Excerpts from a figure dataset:
§
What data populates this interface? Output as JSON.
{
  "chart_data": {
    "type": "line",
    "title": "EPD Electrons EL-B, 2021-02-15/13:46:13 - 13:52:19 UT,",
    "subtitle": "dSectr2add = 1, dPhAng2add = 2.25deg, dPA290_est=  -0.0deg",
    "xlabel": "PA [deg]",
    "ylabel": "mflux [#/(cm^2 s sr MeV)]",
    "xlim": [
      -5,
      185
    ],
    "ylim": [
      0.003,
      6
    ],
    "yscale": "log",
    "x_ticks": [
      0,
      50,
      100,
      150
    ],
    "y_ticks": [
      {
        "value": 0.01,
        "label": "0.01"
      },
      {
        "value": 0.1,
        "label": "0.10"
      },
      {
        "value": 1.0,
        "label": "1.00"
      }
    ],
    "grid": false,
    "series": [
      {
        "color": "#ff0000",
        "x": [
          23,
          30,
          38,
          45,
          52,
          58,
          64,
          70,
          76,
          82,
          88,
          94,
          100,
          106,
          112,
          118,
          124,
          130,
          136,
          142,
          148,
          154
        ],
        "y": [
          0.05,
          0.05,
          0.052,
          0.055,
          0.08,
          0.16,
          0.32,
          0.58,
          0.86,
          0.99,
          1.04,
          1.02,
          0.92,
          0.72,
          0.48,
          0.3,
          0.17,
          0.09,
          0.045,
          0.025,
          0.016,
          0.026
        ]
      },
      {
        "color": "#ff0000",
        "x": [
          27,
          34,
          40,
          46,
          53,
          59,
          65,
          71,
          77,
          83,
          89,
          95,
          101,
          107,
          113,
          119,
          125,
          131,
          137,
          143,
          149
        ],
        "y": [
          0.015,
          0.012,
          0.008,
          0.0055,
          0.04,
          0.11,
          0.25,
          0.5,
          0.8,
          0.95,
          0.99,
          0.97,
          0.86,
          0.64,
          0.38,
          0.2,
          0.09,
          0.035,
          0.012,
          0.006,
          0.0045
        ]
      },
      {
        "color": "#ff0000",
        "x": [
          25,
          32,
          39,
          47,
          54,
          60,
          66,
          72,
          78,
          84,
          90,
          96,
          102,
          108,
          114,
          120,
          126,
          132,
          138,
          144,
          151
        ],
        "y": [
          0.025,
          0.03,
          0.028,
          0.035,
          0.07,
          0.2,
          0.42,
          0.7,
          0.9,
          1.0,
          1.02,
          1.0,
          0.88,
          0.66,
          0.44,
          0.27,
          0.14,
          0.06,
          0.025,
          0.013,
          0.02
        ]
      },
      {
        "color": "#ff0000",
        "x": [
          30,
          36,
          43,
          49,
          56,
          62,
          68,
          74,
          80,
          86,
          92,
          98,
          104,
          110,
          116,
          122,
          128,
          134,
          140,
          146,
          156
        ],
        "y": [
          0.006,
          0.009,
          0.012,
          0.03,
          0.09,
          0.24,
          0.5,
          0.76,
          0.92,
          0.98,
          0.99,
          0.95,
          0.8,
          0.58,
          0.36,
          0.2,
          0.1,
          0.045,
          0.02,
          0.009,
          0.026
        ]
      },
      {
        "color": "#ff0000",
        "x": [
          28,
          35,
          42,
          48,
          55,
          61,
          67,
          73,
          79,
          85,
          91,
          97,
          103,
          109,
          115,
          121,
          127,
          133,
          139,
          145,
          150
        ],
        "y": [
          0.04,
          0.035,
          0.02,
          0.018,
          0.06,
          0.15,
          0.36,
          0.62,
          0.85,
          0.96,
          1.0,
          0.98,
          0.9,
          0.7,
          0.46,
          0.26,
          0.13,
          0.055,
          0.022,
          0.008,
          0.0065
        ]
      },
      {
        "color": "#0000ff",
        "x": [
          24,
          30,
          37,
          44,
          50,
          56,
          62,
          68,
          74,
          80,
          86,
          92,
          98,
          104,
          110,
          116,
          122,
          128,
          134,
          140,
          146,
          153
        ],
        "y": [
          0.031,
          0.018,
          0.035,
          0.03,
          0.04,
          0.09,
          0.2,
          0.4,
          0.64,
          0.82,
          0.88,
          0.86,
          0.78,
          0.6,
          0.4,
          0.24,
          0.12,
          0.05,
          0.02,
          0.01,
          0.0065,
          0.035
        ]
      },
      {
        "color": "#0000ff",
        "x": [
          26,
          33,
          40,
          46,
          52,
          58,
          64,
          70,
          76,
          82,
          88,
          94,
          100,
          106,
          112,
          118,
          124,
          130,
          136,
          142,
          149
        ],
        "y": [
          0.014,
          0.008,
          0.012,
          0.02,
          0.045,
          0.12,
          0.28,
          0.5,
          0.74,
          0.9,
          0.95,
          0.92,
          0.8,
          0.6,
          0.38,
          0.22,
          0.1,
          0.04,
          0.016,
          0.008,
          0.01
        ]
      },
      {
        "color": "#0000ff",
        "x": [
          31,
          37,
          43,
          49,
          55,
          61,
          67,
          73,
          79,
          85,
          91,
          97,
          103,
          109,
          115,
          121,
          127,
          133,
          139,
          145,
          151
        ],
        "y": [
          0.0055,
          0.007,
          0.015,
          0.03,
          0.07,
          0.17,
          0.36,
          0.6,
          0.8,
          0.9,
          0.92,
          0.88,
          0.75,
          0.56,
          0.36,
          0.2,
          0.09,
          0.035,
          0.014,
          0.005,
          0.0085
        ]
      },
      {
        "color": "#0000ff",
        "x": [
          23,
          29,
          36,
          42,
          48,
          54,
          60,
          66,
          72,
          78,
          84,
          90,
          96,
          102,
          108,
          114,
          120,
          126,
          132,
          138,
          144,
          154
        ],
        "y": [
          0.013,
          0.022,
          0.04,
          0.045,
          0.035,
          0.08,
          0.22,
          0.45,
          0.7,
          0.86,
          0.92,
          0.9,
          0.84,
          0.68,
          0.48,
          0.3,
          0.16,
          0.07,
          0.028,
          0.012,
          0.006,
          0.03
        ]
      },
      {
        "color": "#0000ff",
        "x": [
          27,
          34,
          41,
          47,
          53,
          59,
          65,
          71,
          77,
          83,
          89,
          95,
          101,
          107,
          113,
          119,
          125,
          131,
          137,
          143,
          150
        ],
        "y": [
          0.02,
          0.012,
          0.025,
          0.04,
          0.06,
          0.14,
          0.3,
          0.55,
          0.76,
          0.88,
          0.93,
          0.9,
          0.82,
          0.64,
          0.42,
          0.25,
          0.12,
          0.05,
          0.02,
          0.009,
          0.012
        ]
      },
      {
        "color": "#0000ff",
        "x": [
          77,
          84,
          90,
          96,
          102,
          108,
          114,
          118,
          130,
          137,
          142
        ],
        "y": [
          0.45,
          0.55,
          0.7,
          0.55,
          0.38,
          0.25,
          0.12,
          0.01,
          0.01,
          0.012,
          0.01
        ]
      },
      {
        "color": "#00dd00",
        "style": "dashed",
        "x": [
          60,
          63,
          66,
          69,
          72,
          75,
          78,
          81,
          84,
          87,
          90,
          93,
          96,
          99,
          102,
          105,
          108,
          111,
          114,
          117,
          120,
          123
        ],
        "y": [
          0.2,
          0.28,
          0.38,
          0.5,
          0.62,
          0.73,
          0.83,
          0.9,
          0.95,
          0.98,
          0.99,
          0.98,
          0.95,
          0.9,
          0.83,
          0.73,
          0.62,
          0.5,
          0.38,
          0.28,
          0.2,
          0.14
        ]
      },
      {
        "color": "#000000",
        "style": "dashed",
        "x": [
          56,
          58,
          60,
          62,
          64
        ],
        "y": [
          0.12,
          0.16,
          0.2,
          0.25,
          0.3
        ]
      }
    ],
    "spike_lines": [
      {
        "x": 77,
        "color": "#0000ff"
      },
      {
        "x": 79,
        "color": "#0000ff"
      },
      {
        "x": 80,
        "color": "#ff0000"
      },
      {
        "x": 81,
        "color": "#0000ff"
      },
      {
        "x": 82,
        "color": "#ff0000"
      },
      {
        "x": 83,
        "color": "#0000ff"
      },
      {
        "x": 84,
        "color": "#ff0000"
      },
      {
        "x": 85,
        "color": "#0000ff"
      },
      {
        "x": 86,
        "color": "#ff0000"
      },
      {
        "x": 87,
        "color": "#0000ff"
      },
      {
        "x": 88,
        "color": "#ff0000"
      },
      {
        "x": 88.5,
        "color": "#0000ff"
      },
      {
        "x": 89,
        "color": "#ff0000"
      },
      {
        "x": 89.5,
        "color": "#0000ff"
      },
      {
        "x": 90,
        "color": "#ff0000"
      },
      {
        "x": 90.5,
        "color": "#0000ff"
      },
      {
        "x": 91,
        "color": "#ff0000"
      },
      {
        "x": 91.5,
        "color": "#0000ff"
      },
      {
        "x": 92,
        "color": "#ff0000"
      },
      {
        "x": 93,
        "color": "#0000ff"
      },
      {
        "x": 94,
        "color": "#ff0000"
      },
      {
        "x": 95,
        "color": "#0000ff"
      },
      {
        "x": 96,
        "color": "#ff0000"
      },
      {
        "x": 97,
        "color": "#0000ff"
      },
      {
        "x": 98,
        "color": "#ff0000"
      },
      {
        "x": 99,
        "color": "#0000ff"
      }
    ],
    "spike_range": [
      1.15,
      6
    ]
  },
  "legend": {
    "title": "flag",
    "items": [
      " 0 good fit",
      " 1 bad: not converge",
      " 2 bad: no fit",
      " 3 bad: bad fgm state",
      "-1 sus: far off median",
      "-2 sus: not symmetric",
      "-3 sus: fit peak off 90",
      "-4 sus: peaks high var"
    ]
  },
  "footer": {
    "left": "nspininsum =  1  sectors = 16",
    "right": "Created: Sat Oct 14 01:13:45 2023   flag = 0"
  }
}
§
Pull every line containing "flag" out of the records.

- **Solution for this problem**:
    "title": "flag",
    "right": "Created: Sat Oct 14 01:13:45 2023   flag = 0"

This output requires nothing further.